Short problem> Turn everything from the line containing "408, 96, 412]" down to the line containing "359, 274, 364]" into a Markdown table with the columns Row and Data line. Number each line in Row, and leave out any blank lines.

Element region data
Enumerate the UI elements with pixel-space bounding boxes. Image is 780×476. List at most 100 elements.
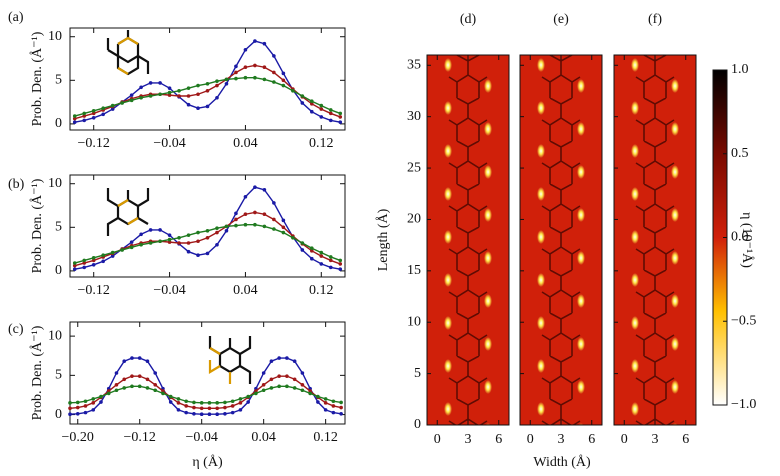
data-point	[91, 408, 96, 412]
data-point	[262, 41, 267, 46]
data-point	[223, 405, 227, 410]
data-point	[205, 251, 210, 256]
colorbar-tick-label: 1.0	[731, 62, 749, 77]
colorbar-tick-label: 0.5	[731, 146, 749, 161]
data-point	[148, 241, 153, 245]
data-point	[281, 78, 286, 83]
data-point	[272, 54, 276, 58]
y-tick-label: 5	[414, 366, 421, 381]
plot-frame	[69, 321, 346, 425]
y-tick-label: 10	[48, 328, 62, 343]
data-point	[167, 240, 172, 244]
data-point	[246, 394, 250, 399]
data-point	[253, 75, 257, 80]
data-point	[99, 400, 103, 404]
data-point	[291, 235, 295, 240]
data-point	[269, 359, 274, 364]
y-tick-label: 35	[407, 57, 421, 72]
y-tick-label: 0	[55, 407, 62, 422]
data-point	[224, 81, 229, 86]
data-point	[139, 85, 143, 90]
y-tick-label: 0	[414, 417, 421, 432]
data-point	[72, 263, 77, 268]
data-point	[139, 95, 143, 100]
x-tick-label: −0.04	[185, 430, 217, 445]
data-point	[243, 194, 248, 199]
data-point	[129, 93, 134, 97]
data-point	[83, 410, 88, 415]
data-point	[331, 399, 336, 404]
data-point	[292, 377, 297, 382]
colorbar-tick-label: −0.5	[731, 313, 756, 328]
data-point	[75, 405, 80, 410]
y-tick-label: 0	[55, 116, 62, 131]
y-axis-label: Length (Å)	[375, 208, 391, 271]
y-tick-label: 5	[55, 73, 62, 88]
data-point	[243, 222, 248, 227]
data-point	[148, 94, 153, 98]
x-tick-label: 6	[682, 432, 689, 447]
data-point	[158, 228, 162, 232]
data-point	[292, 359, 297, 364]
data-point	[176, 401, 181, 405]
data-point	[328, 111, 333, 116]
data-point	[82, 265, 87, 270]
data-point	[120, 101, 124, 105]
y-tick-label: 0	[55, 263, 62, 278]
data-point	[186, 86, 191, 90]
plot-frame	[69, 174, 346, 278]
data-point	[281, 225, 286, 230]
data-point	[91, 115, 96, 120]
data-point	[110, 103, 115, 108]
data-point	[300, 388, 305, 393]
panel-label: (b)	[8, 177, 25, 192]
data-point	[272, 227, 276, 231]
data-point	[167, 93, 172, 97]
data-point	[319, 115, 324, 119]
data-point	[91, 401, 96, 405]
x-tick-label: −0.12	[78, 283, 110, 298]
data-point	[243, 75, 248, 80]
data-point	[215, 412, 219, 416]
data-point	[243, 65, 248, 70]
data-point	[272, 70, 276, 75]
data-point	[196, 106, 200, 111]
data-point	[331, 404, 336, 408]
data-point	[177, 94, 181, 98]
data-point	[196, 230, 200, 235]
x-tick-label: 3	[465, 432, 472, 447]
data-point	[184, 399, 188, 404]
data-point	[281, 230, 286, 235]
series-line	[69, 357, 342, 415]
data-point	[262, 77, 267, 82]
x-tick-label: −0.04	[153, 283, 185, 298]
data-point	[230, 399, 235, 404]
data-point	[291, 88, 295, 93]
data-point	[186, 249, 191, 254]
data-point	[224, 77, 229, 82]
data-point	[207, 401, 212, 405]
data-point	[234, 70, 238, 75]
data-point	[137, 374, 142, 378]
data-point	[310, 256, 314, 261]
data-point	[153, 382, 158, 387]
data-point	[234, 64, 238, 69]
data-point	[238, 408, 243, 412]
data-point	[224, 224, 229, 229]
data-point	[205, 228, 210, 233]
data-point	[215, 230, 219, 235]
molecule-inset	[106, 188, 150, 236]
data-point	[110, 107, 115, 111]
data-point	[319, 262, 324, 266]
panel-label: (e)	[553, 12, 569, 27]
data-point	[82, 261, 87, 265]
heatmap-panel	[520, 55, 602, 425]
data-point	[230, 404, 235, 408]
data-point	[253, 210, 257, 215]
data-point	[129, 98, 134, 103]
data-point	[272, 217, 276, 222]
data-point	[223, 400, 227, 405]
x-axis-label: Width (Å)	[533, 454, 591, 470]
x-tick-label: 0.04	[233, 136, 258, 151]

Solution for this task>
| Row | Data line |
|---|---|
| 1 | data-point	[91, 408, 96, 412] |
| 2 | data-point	[262, 41, 267, 46] |
| 3 | data-point	[223, 405, 227, 410] |
| 4 | data-point	[205, 251, 210, 256] |
| 5 | colorbar-tick-label: 1.0	[731, 62, 749, 77] |
| 6 | colorbar-tick-label: 0.5	[731, 146, 749, 161] |
| 7 | data-point	[148, 241, 153, 245] |
| 8 | data-point	[281, 78, 286, 83] |
| 9 | data-point	[272, 54, 276, 58] |
| 10 | y-tick-label: 5	[414, 366, 421, 381] |
| 11 | plot-frame	[69, 321, 346, 425] |
| 12 | y-tick-label: 10	[48, 328, 62, 343] |
| 13 | data-point	[167, 240, 172, 244] |
| 14 | data-point	[246, 394, 250, 399] |
| 15 | data-point	[253, 75, 257, 80] |
| 16 | data-point	[99, 400, 103, 404] |
| 17 | data-point	[291, 235, 295, 240] |
| 18 | data-point	[269, 359, 274, 364] |